___ Source data

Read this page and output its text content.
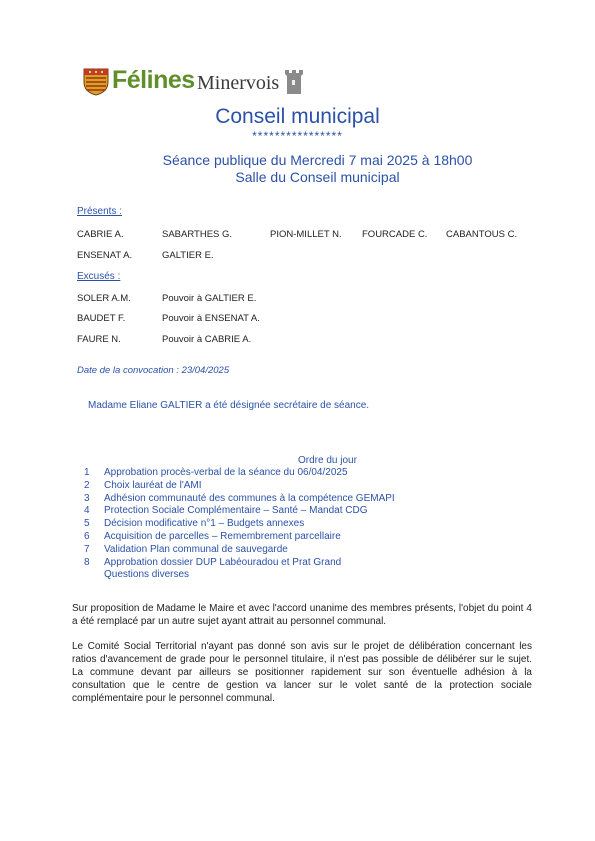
Félines Minervois
Conseil municipal
****************
Séance publique du Mercredi 7 mai 2025 à 18h00
Salle du Conseil municipal
Présents :
CABRIE A.	SABARTHES G.	PION-MILLET N. FOURCADE C. CABANTOUS C.
ENSENAT A.	GALTIER E.
Excusés :
SOLER A.M.	Pouvoir à GALTIER E.
BAUDET F.	Pouvoir à ENSENAT A.
FAURE N.	Pouvoir à CABRIE A.
Date de la convocation : 23/04/2025
Madame Eliane GALTIER a été désignée secrétaire de séance.
Ordre du jour
1	Approbation procès-verbal de la séance du 06/04/2025
2	Choix lauréat de l'AMI
3	Adhésion communauté des communes à la compétence GEMAPI
4	Protection Sociale Complémentaire – Santé – Mandat CDG
5	Décision modificative n°1 – Budgets annexes
6	Acquisition de parcelles – Remembrement parcellaire
7	Validation Plan communal de sauvegarde
8	Approbation dossier DUP Labéouradou et Prat Grand
Questions diverses
Sur proposition de Madame le Maire et avec l'accord unanime des membres présents, l'objet du point 4 a été remplacé par un autre sujet ayant attrait au personnel communal.
Le Comité Social Territorial n'ayant pas donné son avis sur le projet de délibération concernant les ratios d'avancement de grade pour le personnel titulaire, il n'est pas possible de délibérer sur le sujet. La commune devant par ailleurs se positionner rapidement sur son éventuelle adhésion à la consultation que le centre de gestion va lancer sur le volet santé de la protection sociale complémentaire pour le personnel communal.
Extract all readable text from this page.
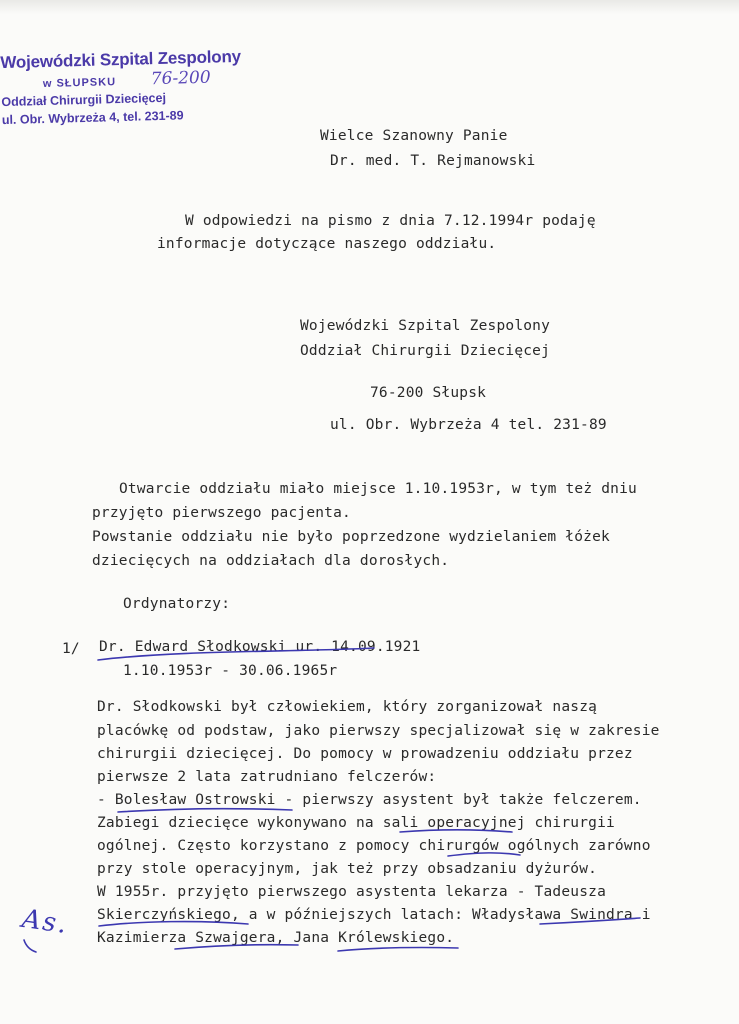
Wojewódzki Szpital Zespolony
w SŁUPSKU 76-200
Oddział Chirurgii Dziecięcej
ul. Obr. Wybrzeża 4, tel. 231-89
Wielce Szanowny Panie
Dr. med. T. Rejmanowski
W odpowiedzi na pismo z dnia 7.12.1994r podaję
informacje dotyczące naszego oddziału.
Wojewódzki Szpital Zespolony
Oddział Chirurgii Dziecięcej
76-200 Słupsk
ul. Obr. Wybrzeża 4 tel. 231-89
Otwarcie oddziału miało miejsce 1.10.1953r, w tym też dniu
przyjęto pierwszego pacjenta.
Powstanie oddziału nie było poprzedzone wydzielaniem łóżek
dziecięcych na oddziałach dla dorosłych.
Ordynatorzy:
1/ Dr. Edward Słodkowski ur. 14.09.1921
1.10.1953r - 30.06.1965r
Dr. Słodkowski był człowiekiem, który zorganizował naszą
placówkę od podstaw, jako pierwszy specjalizował się w zakresie
chirurgii dziecięcej. Do pomocy w prowadzeniu oddziału przez
pierwsze 2 lata zatrudniano felczerów:
- Bolesław Ostrowski - pierwszy asystent był także felczerem.
Zabiegi dziecięce wykonywano na sali operacyjnej chirurgii
ogólnej. Często korzystano z pomocy chirurgów ogólnych zarówno
przy stole operacyjnym, jak też przy obsadzaniu dyżurów.
W 1955r. przyjęto pierwszego asystenta lekarza - Tadeusza
Skierczyńskiego, a w późniejszych latach: Władysława Swindra i
Kazimierza Szwajgera, Jana Królewskiego.
As.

______

◆ **Exercise objective**:
Extract the entries in full, exactly as they are, minus the pictures.

◆ **Solution for this exercise**:
Read this page and output its text content.
Félines Minervois
Conseil municipal
****************
Séance publique du Mercredi 7 mai 2025 à 18h00
Salle du Conseil municipal
Présents :
CABRIE A.	SABARTHES G.	PION-MILLET N. FOURCADE C. CABANTOUS C.
ENSENAT A.	GALTIER E.
Excusés :
SOLER A.M.	Pouvoir à GALTIER E.
BAUDET F.	Pouvoir à ENSENAT A.
FAURE N.	Pouvoir à CABRIE A.
Date de la convocation : 23/04/2025
Madame Eliane GALTIER a été désignée secrétaire de séance.
Ordre du jour
1	Approbation procès-verbal de la séance du 06/04/2025
2	Choix lauréat de l'AMI
3	Adhésion communauté des communes à la compétence GEMAPI
4	Protection Sociale Complémentaire – Santé – Mandat CDG
5	Décision modificative n°1 – Budgets annexes
6	Acquisition de parcelles – Remembrement parcellaire
7	Validation Plan communal de sauvegarde
8	Approbation dossier DUP Labéouradou et Prat Grand
Questions diverses
Sur proposition de Madame le Maire et avec l'accord unanime des membres présents, l'objet du point 4 a été remplacé par un autre sujet ayant attrait au personnel communal.
Le Comité Social Territorial n'ayant pas donné son avis sur le projet de délibération concernant les ratios d'avancement de grade pour le personnel titulaire, il n'est pas possible de délibérer sur le sujet. La commune devant par ailleurs se positionner rapidement sur son éventuelle adhésion à la consultation que le centre de gestion va lancer sur le volet santé de la protection sociale complémentaire pour le personnel communal.
Extract all readable text from this page.
Wojewódzki Szpital Zespolony
w SŁUPSKU 76-200
Oddział Chirurgii Dziecięcej
ul. Obr. Wybrzeża 4, tel. 231-89
Wielce Szanowny Panie
Dr. med. T. Rejmanowski
W odpowiedzi na pismo z dnia 7.12.1994r podaję
informacje dotyczące naszego oddziału.
Wojewódzki Szpital Zespolony
Oddział Chirurgii Dziecięcej
76-200 Słupsk
ul. Obr. Wybrzeża 4 tel. 231-89
Otwarcie oddziału miało miejsce 1.10.1953r, w tym też dniu
przyjęto pierwszego pacjenta.
Powstanie oddziału nie było poprzedzone wydzielaniem łóżek
dziecięcych na oddziałach dla dorosłych.
Ordynatorzy:
1/ Dr. Edward Słodkowski ur. 14.09.1921
1.10.1953r - 30.06.1965r
Dr. Słodkowski był człowiekiem, który zorganizował naszą
placówkę od podstaw, jako pierwszy specjalizował się w zakresie
chirurgii dziecięcej. Do pomocy w prowadzeniu oddziału przez
pierwsze 2 lata zatrudniano felczerów:
- Bolesław Ostrowski - pierwszy asystent był także felczerem.
Zabiegi dziecięce wykonywano na sali operacyjnej chirurgii
ogólnej. Często korzystano z pomocy chirurgów ogólnych zarówno
przy stole operacyjnym, jak też przy obsadzaniu dyżurów.
W 1955r. przyjęto pierwszego asystenta lekarza - Tadeusza
Skierczyńskiego, a w późniejszych latach: Władysława Swindra i
Kazimierza Szwajgera, Jana Królewskiego.
As.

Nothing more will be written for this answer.